Task objective: Tally how many lines of these entries hold the string "właściwy". Return the number alone.

Recorded data
────────

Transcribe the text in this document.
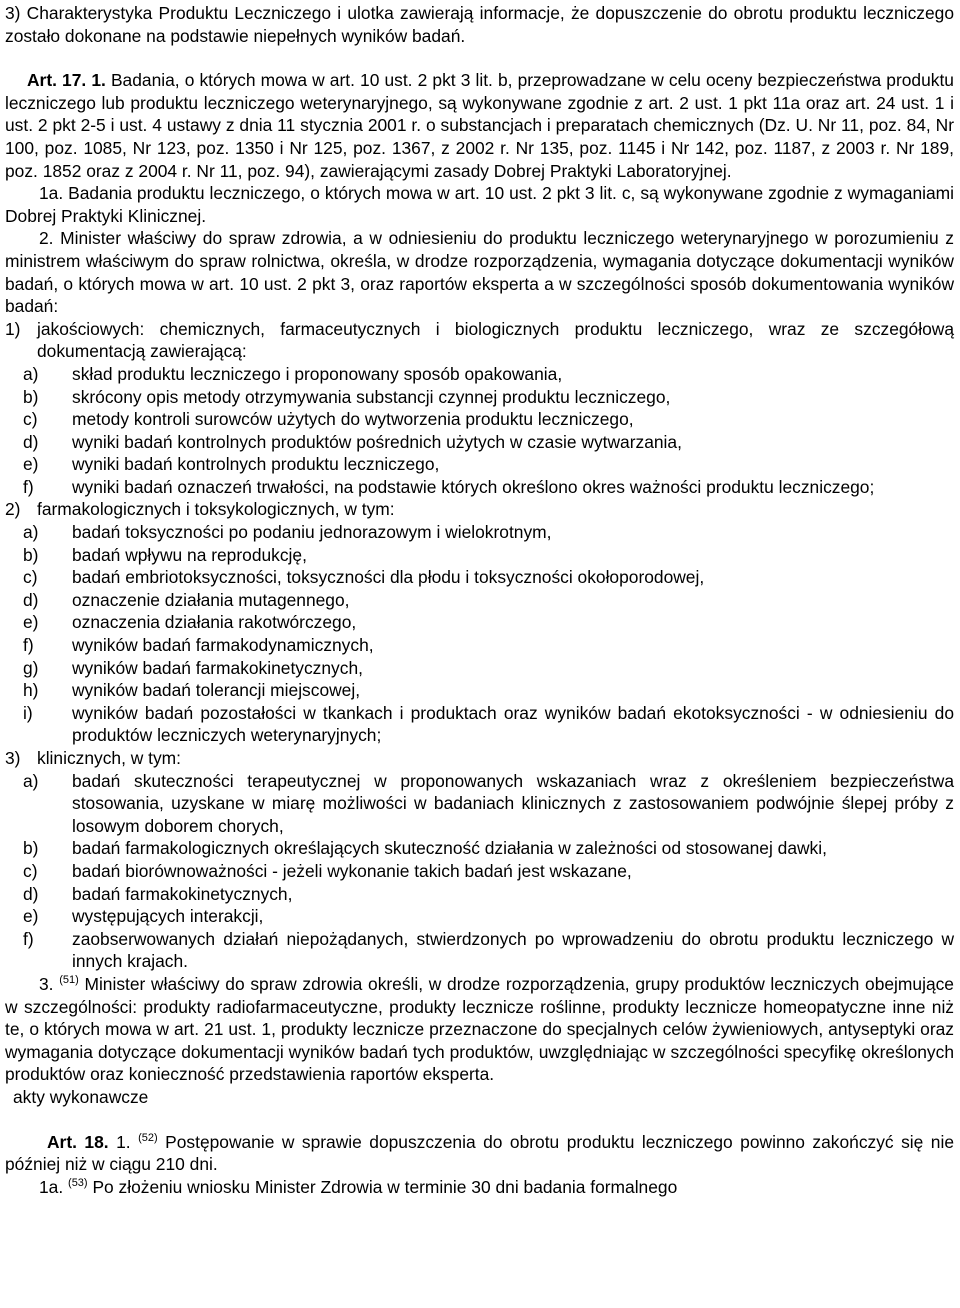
3) Charakterystyka Produktu Leczniczego i ulotka zawierają informacje, że dopuszczenie do obrotu produktu leczniczego zostało dokonane na podstawie niepełnych wyników badań.

Art. 17. 1. Badania, o których mowa w art. 10 ust. 2 pkt 3 lit. b, przeprowadzane w celu oceny bezpieczeństwa produktu leczniczego lub produktu leczniczego weterynaryjnego, są wykonywane zgodnie z art. 2 ust. 1 pkt 11a oraz art. 24 ust. 1 i ust. 2 pkt 2-5 i ust. 4 ustawy z dnia 11 stycznia 2001 r. o substancjach i preparatach chemicznych (Dz. U. Nr 11, poz. 84, Nr 100, poz. 1085, Nr 123, poz. 1350 i Nr 125, poz. 1367, z 2002 r. Nr 135, poz. 1145 i Nr 142, poz. 1187, z 2003 r. Nr 189, poz. 1852 oraz z 2004 r. Nr 11, poz. 94), zawierającymi zasady Dobrej Praktyki Laboratoryjnej.

1a. Badania produktu leczniczego, o których mowa w art. 10 ust. 2 pkt 3 lit. c, są wykonywane zgodnie z wymaganiami Dobrej Praktyki Klinicznej.

2. Minister właściwy do spraw zdrowia, a w odniesieniu do produktu leczniczego weterynaryjnego w porozumieniu z ministrem właściwym do spraw rolnictwa, określa, w drodze rozporządzenia, wymagania dotyczące dokumentacji wyników badań, o których mowa w art. 10 ust. 2 pkt 3, oraz raportów eksperta a w szczególności sposób dokumentowania wyników badań:

1) jakościowych: chemicznych, farmaceutycznych i biologicznych produktu leczniczego, wraz ze szczegółową dokumentacją zawierającą:

a) skład produktu leczniczego i proponowany sposób opakowania,

b) skrócony opis metody otrzymywania substancji czynnej produktu leczniczego,

c) metody kontroli surowców użytych do wytworzenia produktu leczniczego,

d) wyniki badań kontrolnych produktów pośrednich użytych w czasie wytwarzania,

e) wyniki badań kontrolnych produktu leczniczego,

f) wyniki badań oznaczeń trwałości, na podstawie których określono okres ważności produktu leczniczego;

2) farmakologicznych i toksykologicznych, w tym:

a) badań toksyczności po podaniu jednorazowym i wielokrotnym,

b) badań wpływu na reprodukcję,

c) badań embriotoksyczności, toksyczności dla płodu i toksyczności okołoporodowej,

d) oznaczenie działania mutagennego,

e) oznaczenia działania rakotwórczego,

f) wyników badań farmakodynamicznych,

g) wyników badań farmakokinetycznych,

h) wyników badań tolerancji miejscowej,

i) wyników badań pozostałości w tkankach i produktach oraz wyników badań ekotoksyczności - w odniesieniu do produktów leczniczych weterynaryjnych;

3) klinicznych, w tym:

a) badań skuteczności terapeutycznej w proponowanych wskazaniach wraz z określeniem bezpieczeństwa stosowania, uzyskane w miarę możliwości w badaniach klinicznych z zastosowaniem podwójnie ślepej próby z losowym doborem chorych,

b) badań farmakologicznych określających skuteczność działania w zależności od stosowanej dawki,

c) badań biorównoważności - jeżeli wykonanie takich badań jest wskazane,

d) badań farmakokinetycznych,

e) występujących interakcji,

f) zaobserwowanych działań niepożądanych, stwierdzonych po wprowadzeniu do obrotu produktu leczniczego w innych krajach.

3. $^{(51)}$ Minister właściwy do spraw zdrowia określi, w drodze rozporządzenia, grupy produktów leczniczych obejmujące w szczególności: produkty radiofarmaceutyczne, produkty lecznicze roślinne, produkty lecznicze homeopatyczne inne niż te, o których mowa w art. 21 ust. 1, produkty lecznicze przeznaczone do specjalnych celów żywieniowych, antyseptyki oraz wymagania dotyczące dokumentacji wyników badań tych produktów, uwzględniając w szczególności specyfikę określonych produktów oraz konieczność przedstawienia raportów eksperta.

akty wykonawcze

Art. 18. 1. $^{(52)}$ Postępowanie w sprawie dopuszczenia do obrotu produktu leczniczego powinno zakończyć się nie później niż w ciągu 210 dni.

1a. $^{(53)}$ Po złożeniu wniosku Minister Zdrowia w terminie 30 dni badania formalnego
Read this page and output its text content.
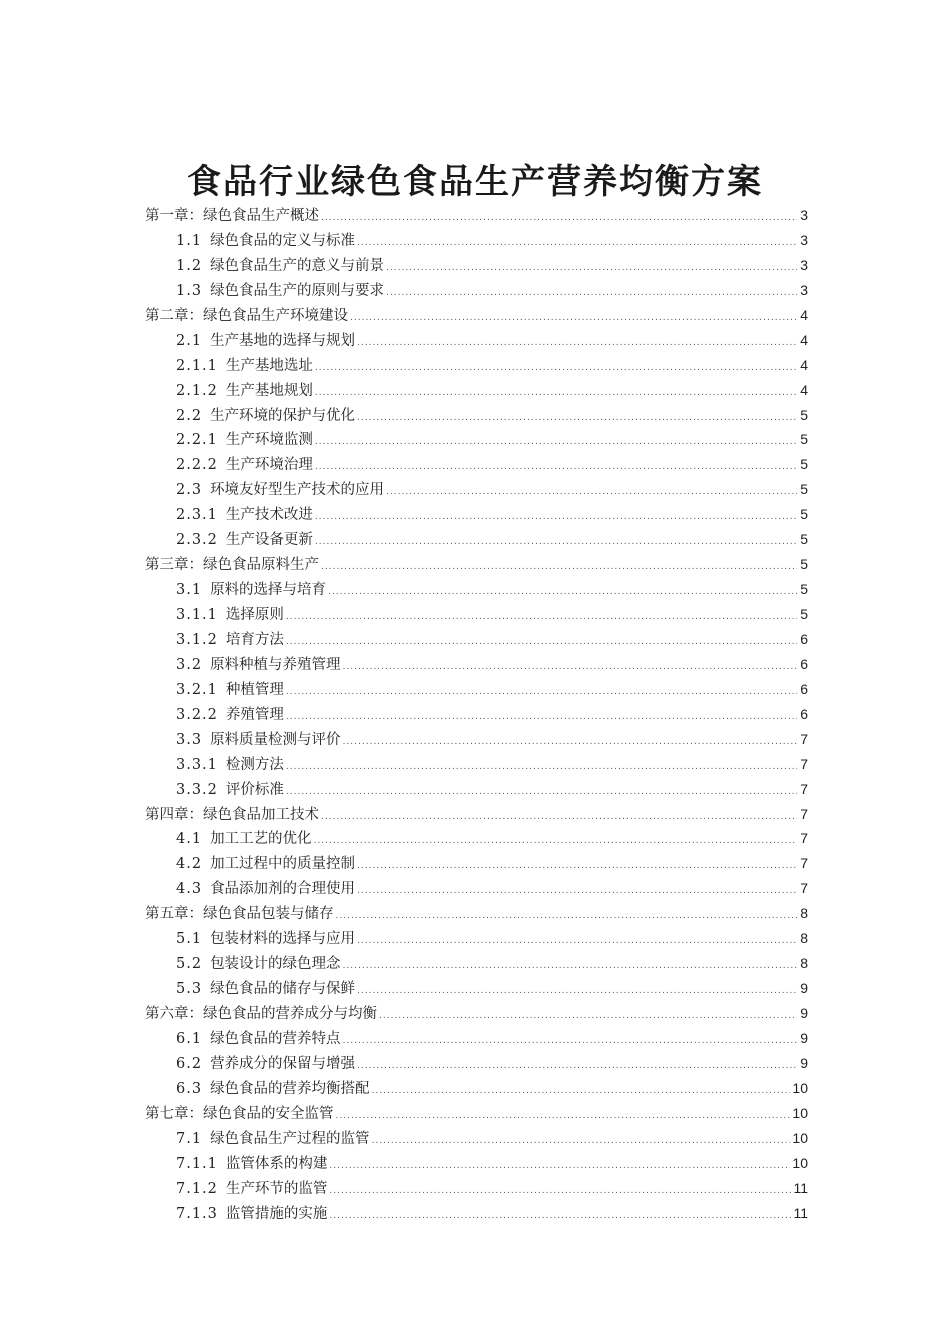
食品行业绿色食品生产营养均衡方案
第一章： 绿色食品生产概述 .....	3
1.1 绿色食品的定义与标准 .....	3
1.2 绿色食品生产的意义与前景 .....	3
1.3 绿色食品生产的原则与要求 .....	3
第二章： 绿色食品生产环境建设 .....	4
2.1 生产基地的选择与规划 .....	4
2.1.1 生产基地选址 .....	4
2.1.2 生产基地规划 .....	4
2.2 生产环境的保护与优化 .....	5
2.2.1 生产环境监测 .....	5
2.2.2 生产环境治理 .....	5
2.3 环境友好型生产技术的应用 .....	5
2.3.1 生产技术改进 .....	5
2.3.2 生产设备更新 .....	5
第三章： 绿色食品原料生产 .....	5
3.1 原料的选择与培育 .....	5
3.1.1 选择原则 .....	5
3.1.2 培育方法 .....	6
3.2 原料种植与养殖管理 .....	6
3.2.1 种植管理 .....	6
3.2.2 养殖管理 .....	6
3.3 原料质量检测与评价 .....	7
3.3.1 检测方法 .....	7
3.3.2 评价标准 .....	7
第四章： 绿色食品加工技术 .....	7
4.1 加工工艺的优化 .....	7
4.2 加工过程中的质量控制 .....	7
4.3 食品添加剂的合理使用 .....	7
第五章： 绿色食品包装与储存 .....	8
5.1 包装材料的选择与应用 .....	8
5.2 包装设计的绿色理念 .....	8
5.3 绿色食品的储存与保鲜 .....	9
第六章： 绿色食品的营养成分与均衡 .....	9
6.1 绿色食品的营养特点 .....	9
6.2 营养成分的保留与增强 .....	9
6.3 绿色食品的营养均衡搭配 .....	10
第七章： 绿色食品的安全监管 .....	10
7.1 绿色食品生产过程的监管 .....	10
7.1.1 监管体系的构建 .....	10
7.1.2 生产环节的监管 .....	11
7.1.3 监管措施的实施 .....	11
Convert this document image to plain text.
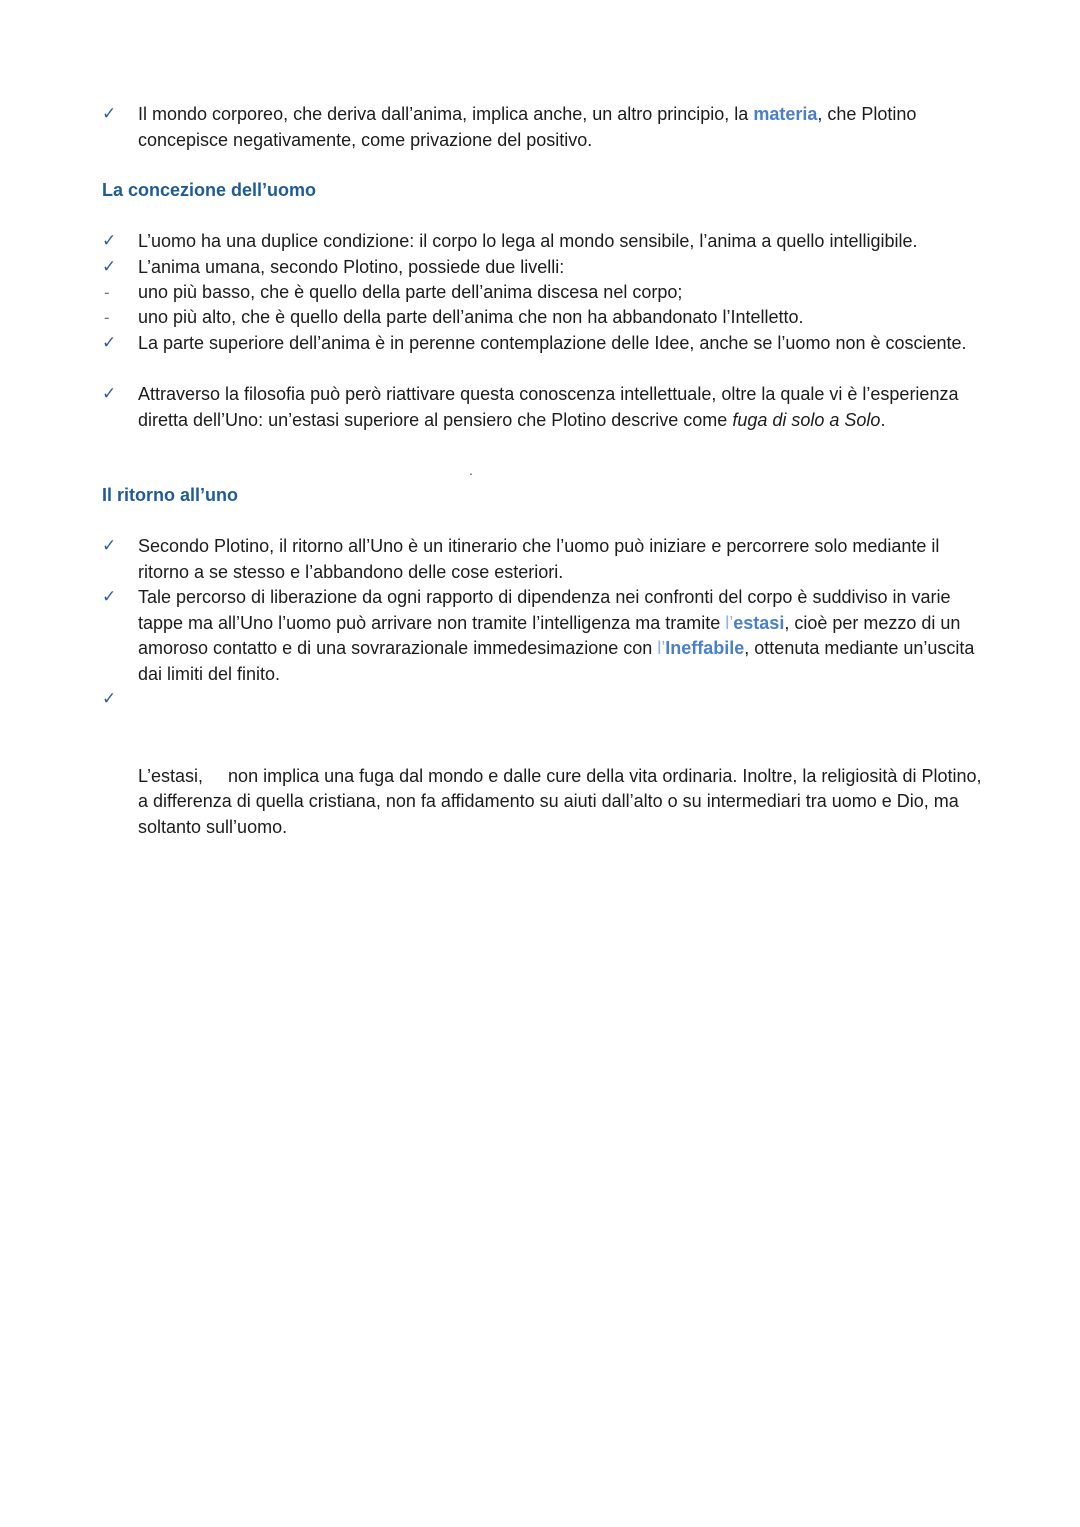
✓	Il mondo corporeo, che deriva dall’anima, implica anche, un altro principio, la materia, che Plotino concepisce negativamente, come privazione del positivo.
La concezione dell’uomo
✓	L’uomo ha una duplice condizione: il corpo lo lega al mondo sensibile, l’anima a quello intelligibile.
✓	L’anima umana, secondo Plotino, possiede due livelli:
-	uno più basso, che è quello della parte dell’anima discesa nel corpo;
-	uno più alto, che è quello della parte dell’anima che non ha abbandonato l’Intelletto.
✓	La parte superiore dell’anima è in perenne contemplazione delle Idee, anche se l’uomo non è cosciente.
✓	Attraverso la filosofia può però riattivare questa conoscenza intellettuale, oltre la quale vi è l’esperienza diretta dell’Uno: un’estasi superiore al pensiero che Plotino descrive come fuga di solo a Solo.
.
Il ritorno all’uno
✓	Secondo Plotino, il ritorno all’Uno è un itinerario che l’uomo può iniziare e percorrere solo mediante il ritorno a se stesso e l’abbandono delle cose esteriori.
✓	Tale percorso di liberazione da ogni rapporto di dipendenza nei confronti del corpo è suddiviso in varie tappe ma all’Uno l’uomo può arrivare non tramite l’intelligenza ma tramite l’estasi, cioè per mezzo di un amoroso contatto e di una sovrarazionale immedesimazione con l’Ineffabile, ottenuta mediante un’uscita dai limiti del finito.

✓

L’estasi,     non implica una fuga dal mondo e dalle cure della vita ordinaria. Inoltre, la religiosità di Plotino, a differenza di quella cristiana, non fa affidamento su aiuti dall’alto o su intermediari tra uomo e Dio, ma soltanto sull’uomo.
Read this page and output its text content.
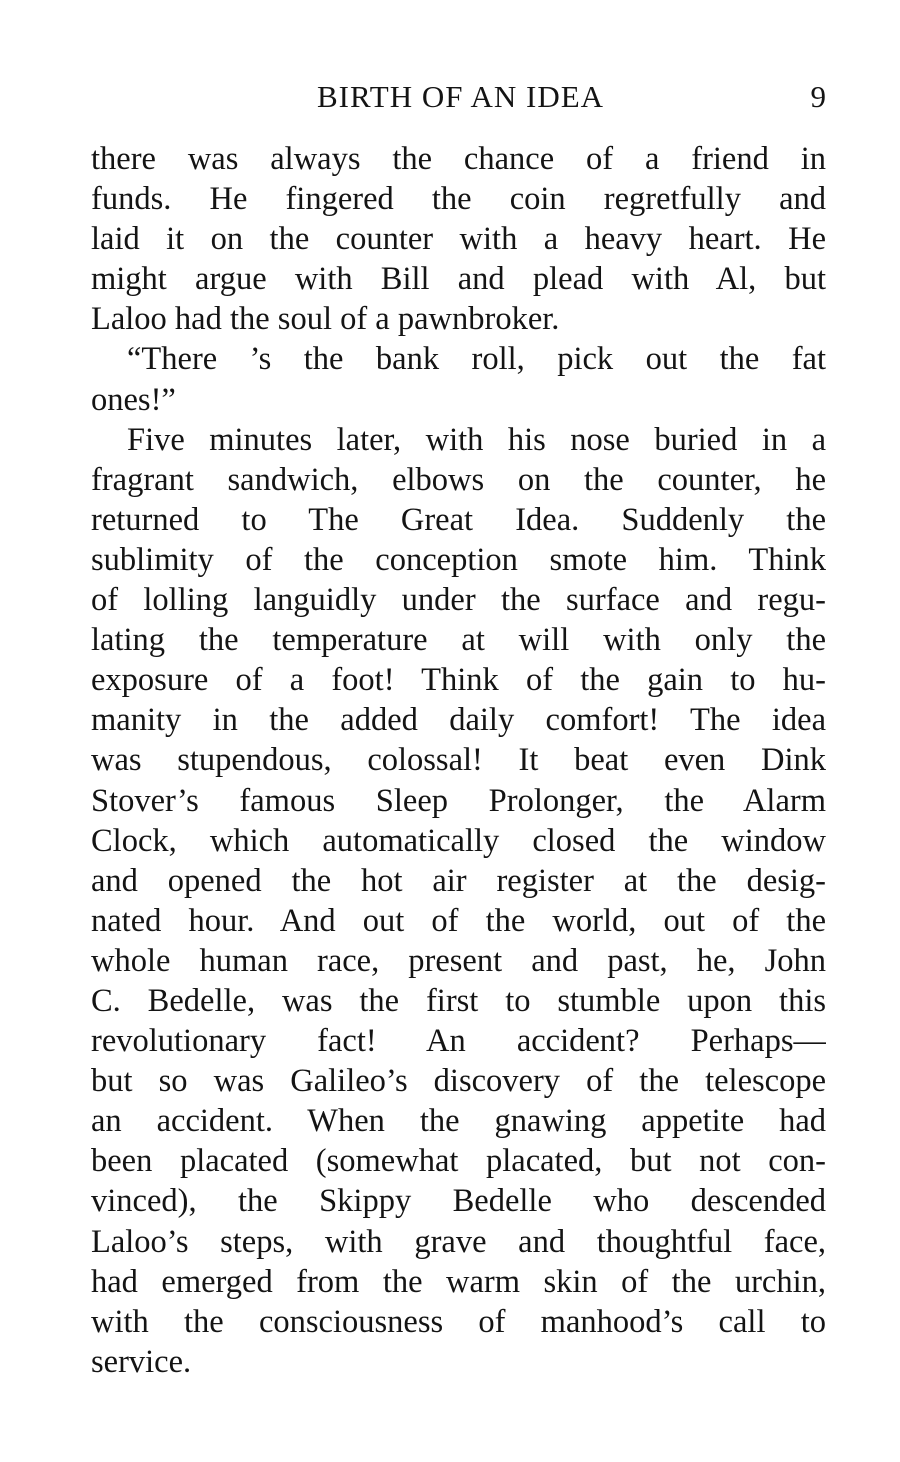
BIRTH OF AN IDEA	9
there was always the chance of a friend in
funds. He fingered the coin regretfully and
laid it on the counter with a heavy heart. He
might argue with Bill and plead with Al, but
Laloo had the soul of a pawnbroker.
“There ’s the bank roll, pick out the fat
ones!”
Five minutes later, with his nose buried in a
fragrant sandwich, elbows on the counter, he
returned to The Great Idea. Suddenly the
sublimity of the conception smote him. Think
of lolling languidly under the surface and regu-
lating the temperature at will with only the
exposure of a foot! Think of the gain to hu-
manity in the added daily comfort! The idea
was stupendous, colossal! It beat even Dink
Stover’s famous Sleep Prolonger, the Alarm
Clock, which automatically closed the window
and opened the hot air register at the desig-
nated hour. And out of the world, out of the
whole human race, present and past, he, John
C. Bedelle, was the first to stumble upon this
revolutionary fact! An accident? Perhaps—
but so was Galileo’s discovery of the telescope
an accident. When the gnawing appetite had
been placated (somewhat placated, but not con-
vinced), the Skippy Bedelle who descended
Laloo’s steps, with grave and thoughtful face,
had emerged from the warm skin of the urchin,
with the consciousness of manhood’s call to
service.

────────

Full response: 2